═════ SELECTED TEXT

Personal information
- Born: c. 2000 Houston, Texas, U.S.
- Height: 5 ft 7 in (170 cm)
- Sporting nationality: United States

Career
- College: Baylor University
- Turned professional: 2022
- Current tour: LPGA Tour
- Former tour: Epson Tour

Best results in LPGA major championships
- Chevron Championship: CUT: 2022, 2025, 2026
- Women's PGA C'ship: CUT: 2025, 2026
- U.S. Women's Open: 65th: 2026
- Women's British Open: DNP
- Evian Championship: DNP

= Gurleen Kaur =

American professional golfer (born c.2000)

Gurleen Kaur (born c.2000) is an American professional golfer currently on the LPGA Tour.

==Early life and education==
Kaur was born in Houston, Texas. She attended Cypress Woods High School, where she graduated early to attend Baylor University.

══════════

PROBLEMS:
(1) In the profile of golfer Gurleen Kaur, what year did she turn professional?
(2) Continue the profile of golfer Gurleen Kaur from its last sentence.

═════ PROVIDED MATERIAL

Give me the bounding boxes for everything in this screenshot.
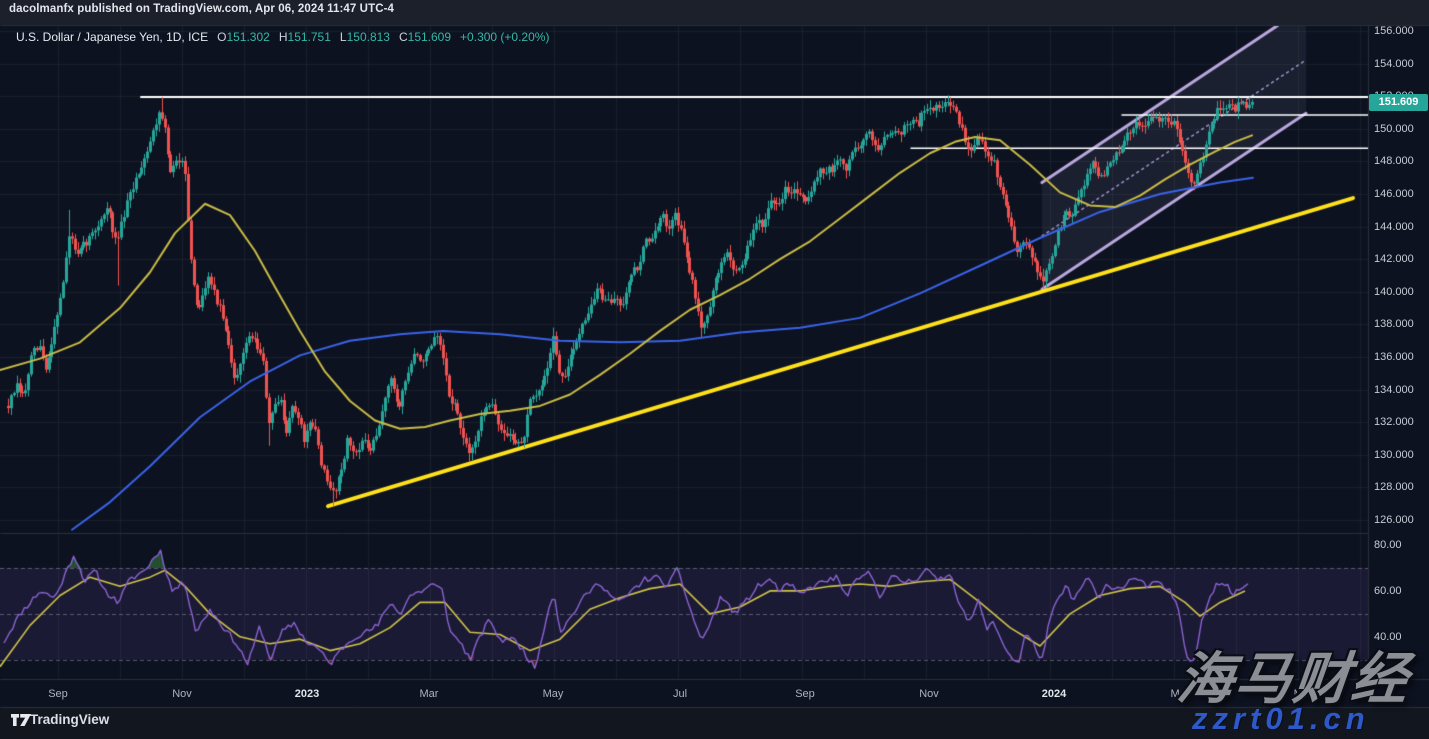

══════════
═════ PROVIDED MATERIAL

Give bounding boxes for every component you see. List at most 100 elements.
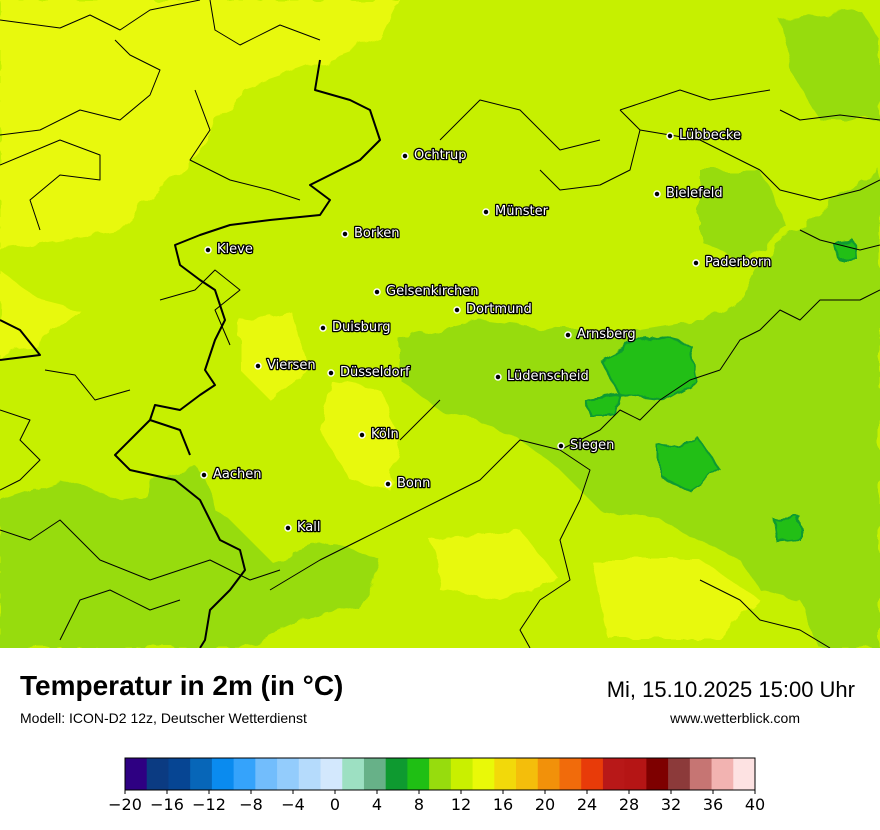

══════════

TASK-BY-TASK RESULTS:
(1) 2022

(2)
==Amateur career==
As an amateur at Baylor, Kaur was named an all-American three times by Golfweek, only the second player in history to do so. She set the school record for single-season stroke average during her 2020–21 season. She qualified for the Augusta National Women's Amateur in 2021 and the 2021 U.S. Women's Open where she finished in 66th place. As an amateur, she also played in the 2022 Chevron Championship on the LPGA Tour.

==Professional career==
Kaur turned professional in 2022. She played on the ANNIKA Women's All-Pro Tour in 2023 and then the Epson Tour later that same year. She finished tied for second place at the Epson Tour Championship and finished tied for fifth at the LPGA qualifying series, earning her LPGA Tour card for 2024.

==Personal life==
Kaur has a younger sister, Ashleen Kaur, who also played for Baylor.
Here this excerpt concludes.